**Stated exercise**:
Reproduce the items verbatim, from the first one through the one containing "zone-mid-range: 41.0% 135", inclusive.

══ Dataset content

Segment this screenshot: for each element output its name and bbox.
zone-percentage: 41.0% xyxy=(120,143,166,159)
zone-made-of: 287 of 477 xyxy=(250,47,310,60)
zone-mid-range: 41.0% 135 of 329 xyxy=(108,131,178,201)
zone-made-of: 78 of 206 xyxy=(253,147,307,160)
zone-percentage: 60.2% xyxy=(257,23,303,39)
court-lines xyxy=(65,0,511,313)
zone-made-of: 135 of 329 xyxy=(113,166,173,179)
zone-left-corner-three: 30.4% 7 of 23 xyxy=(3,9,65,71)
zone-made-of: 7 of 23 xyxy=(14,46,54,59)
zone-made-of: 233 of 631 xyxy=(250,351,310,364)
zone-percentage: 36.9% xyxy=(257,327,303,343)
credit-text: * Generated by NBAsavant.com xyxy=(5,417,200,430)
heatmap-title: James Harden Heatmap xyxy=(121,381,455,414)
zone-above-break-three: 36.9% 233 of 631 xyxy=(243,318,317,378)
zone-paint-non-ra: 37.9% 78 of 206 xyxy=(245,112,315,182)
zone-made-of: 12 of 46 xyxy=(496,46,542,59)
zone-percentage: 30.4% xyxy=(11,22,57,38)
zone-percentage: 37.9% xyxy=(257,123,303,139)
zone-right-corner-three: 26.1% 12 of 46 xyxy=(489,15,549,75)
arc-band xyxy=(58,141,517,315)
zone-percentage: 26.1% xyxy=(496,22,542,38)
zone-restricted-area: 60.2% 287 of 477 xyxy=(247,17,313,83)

════

**Result**:
Segment this screenshot: for each element output its name and bbox.
zone-percentage: 41.0% xyxy=(120,143,166,159)
zone-made-of: 287 of 477 xyxy=(250,47,310,60)
zone-mid-range: 41.0% 135 of 329 xyxy=(108,131,178,201)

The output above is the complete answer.